▶ What is expected:
Copy each line of the listing below exactly.

[START]

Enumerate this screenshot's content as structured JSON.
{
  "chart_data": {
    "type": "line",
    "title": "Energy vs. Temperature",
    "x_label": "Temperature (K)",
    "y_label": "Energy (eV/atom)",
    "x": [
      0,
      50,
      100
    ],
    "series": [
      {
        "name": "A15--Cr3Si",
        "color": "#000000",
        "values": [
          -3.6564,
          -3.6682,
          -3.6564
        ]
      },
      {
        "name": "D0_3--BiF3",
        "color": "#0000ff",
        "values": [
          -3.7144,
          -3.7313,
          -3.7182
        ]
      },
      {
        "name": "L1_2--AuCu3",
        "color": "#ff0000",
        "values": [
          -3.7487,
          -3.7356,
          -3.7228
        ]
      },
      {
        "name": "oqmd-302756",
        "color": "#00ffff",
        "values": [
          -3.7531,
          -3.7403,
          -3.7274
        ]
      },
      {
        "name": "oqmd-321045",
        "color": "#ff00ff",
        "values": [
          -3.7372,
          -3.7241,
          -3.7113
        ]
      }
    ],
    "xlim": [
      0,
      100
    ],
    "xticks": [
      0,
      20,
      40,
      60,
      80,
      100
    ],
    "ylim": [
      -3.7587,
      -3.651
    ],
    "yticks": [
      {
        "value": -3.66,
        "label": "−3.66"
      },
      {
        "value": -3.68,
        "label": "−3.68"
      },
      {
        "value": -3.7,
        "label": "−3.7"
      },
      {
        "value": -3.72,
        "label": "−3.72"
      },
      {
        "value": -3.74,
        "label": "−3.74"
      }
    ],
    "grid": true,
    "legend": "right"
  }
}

[END]

▶ Full solution:
Enumerate this screenshot's content as structured JSON.
{
  "chart_data": {
    "type": "line",
    "title": "Energy vs. Temperature",
    "x_label": "Temperature (K)",
    "y_label": "Energy (eV/atom)",
    "x": [
      0,
      50,
      100
    ],
    "series": [
      {
        "name": "A15--Cr3Si",
        "color": "#000000",
        "values": [
          -3.6564,
          -3.6682,
          -3.6564
        ]
      },
      {
        "name": "D0_3--BiF3",
        "color": "#0000ff",
        "values": [
          -3.7144,
          -3.7313,
          -3.7182
        ]
      },
      {
        "name": "L1_2--AuCu3",
        "color": "#ff0000",
        "values": [
          -3.7487,
          -3.7356,
          -3.7228
        ]
      },
      {
        "name": "oqmd-302756",
        "color": "#00ffff",
        "values": [
          -3.7531,
          -3.7403,
          -3.7274
        ]
      },
      {
        "name": "oqmd-321045",
        "color": "#ff00ff",
        "values": [
          -3.7372,
          -3.7241,
          -3.7113
        ]
      }
    ],
    "xlim": [
      0,
      100
    ],
    "xticks": [
      0,
      20,
      40,
      60,
      80,
      100
    ],
    "ylim": [
      -3.7587,
      -3.651
    ],
    "yticks": [
      {
        "value": -3.66,
        "label": "−3.66"
      },
      {
        "value": -3.68,
        "label": "−3.68"
      },
      {
        "value": -3.7,
        "label": "−3.7"
      },
      {
        "value": -3.72,
        "label": "−3.72"
      },
      {
        "value": -3.74,
        "label": "−3.74"
      }
    ],
    "grid": true,
    "legend": "right"
  }
}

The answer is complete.